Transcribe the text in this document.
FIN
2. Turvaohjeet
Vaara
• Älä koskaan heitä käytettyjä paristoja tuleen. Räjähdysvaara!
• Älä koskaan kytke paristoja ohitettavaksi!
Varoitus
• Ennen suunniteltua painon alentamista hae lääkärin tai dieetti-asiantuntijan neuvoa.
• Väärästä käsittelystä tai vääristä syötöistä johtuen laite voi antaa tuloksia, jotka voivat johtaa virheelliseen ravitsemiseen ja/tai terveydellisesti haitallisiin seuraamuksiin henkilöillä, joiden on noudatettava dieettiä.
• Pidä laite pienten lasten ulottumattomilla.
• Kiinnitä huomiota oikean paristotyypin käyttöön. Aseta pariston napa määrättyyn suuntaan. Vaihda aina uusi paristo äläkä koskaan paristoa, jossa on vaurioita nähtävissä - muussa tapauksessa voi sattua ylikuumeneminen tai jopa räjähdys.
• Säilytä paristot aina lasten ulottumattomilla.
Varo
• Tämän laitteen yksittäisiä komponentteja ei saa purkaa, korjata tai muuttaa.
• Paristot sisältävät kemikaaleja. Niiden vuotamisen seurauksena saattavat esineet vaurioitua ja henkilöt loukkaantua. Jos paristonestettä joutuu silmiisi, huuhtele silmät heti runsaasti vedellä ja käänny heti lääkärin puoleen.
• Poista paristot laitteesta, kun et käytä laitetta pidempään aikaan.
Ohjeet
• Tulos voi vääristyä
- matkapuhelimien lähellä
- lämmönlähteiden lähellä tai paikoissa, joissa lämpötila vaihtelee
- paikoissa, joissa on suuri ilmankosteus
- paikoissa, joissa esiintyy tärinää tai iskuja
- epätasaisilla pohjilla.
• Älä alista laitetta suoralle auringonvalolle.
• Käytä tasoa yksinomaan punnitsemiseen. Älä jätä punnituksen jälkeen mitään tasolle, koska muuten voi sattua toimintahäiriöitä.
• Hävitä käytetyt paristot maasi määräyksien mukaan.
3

____

■ WHAT YOU WILL DO
Print all of the entries exactly as they are written.

■ CORRECT ANSWER
Transcribe the text in this document.
FIN
2. Turvaohjeet
Vaara
• Älä koskaan heitä käytettyjä paristoja tuleen. Räjähdysvaara!
• Älä koskaan kytke paristoja ohitettavaksi!
Varoitus
• Ennen suunniteltua painon alentamista hae lääkärin tai dieetti-asiantuntijan neuvoa.
• Väärästä käsittelystä tai vääristä syötöistä johtuen laite voi antaa tuloksia, jotka voivat johtaa virheelliseen ravitsemiseen ja/tai terveydellisesti haitallisiin seuraamuksiin henkilöillä, joiden on noudatettava dieettiä.
• Pidä laite pienten lasten ulottumattomilla.
• Kiinnitä huomiota oikean paristotyypin käyttöön. Aseta pariston napa määrättyyn suuntaan. Vaihda aina uusi paristo äläkä koskaan paristoa, jossa on vaurioita nähtävissä - muussa tapauksessa voi sattua ylikuumeneminen tai jopa räjähdys.
• Säilytä paristot aina lasten ulottumattomilla.
Varo
• Tämän laitteen yksittäisiä komponentteja ei saa purkaa, korjata tai muuttaa.
• Paristot sisältävät kemikaaleja. Niiden vuotamisen seurauksena saattavat esineet vaurioitua ja henkilöt loukkaantua. Jos paristonestettä joutuu silmiisi, huuhtele silmät heti runsaasti vedellä ja käänny heti lääkärin puoleen.
• Poista paristot laitteesta, kun et käytä laitetta pidempään aikaan.
Ohjeet
• Tulos voi vääristyä
- matkapuhelimien lähellä
- lämmönlähteiden lähellä tai paikoissa, joissa lämpötila vaihtelee
- paikoissa, joissa on suuri ilmankosteus
- paikoissa, joissa esiintyy tärinää tai iskuja
- epätasaisilla pohjilla.
• Älä alista laitetta suoralle auringonvalolle.
• Käytä tasoa yksinomaan punnitsemiseen. Älä jätä punnituksen jälkeen mitään tasolle, koska muuten voi sattua toimintahäiriöitä.
• Hävitä käytetyt paristot maasi määräyksien mukaan.
3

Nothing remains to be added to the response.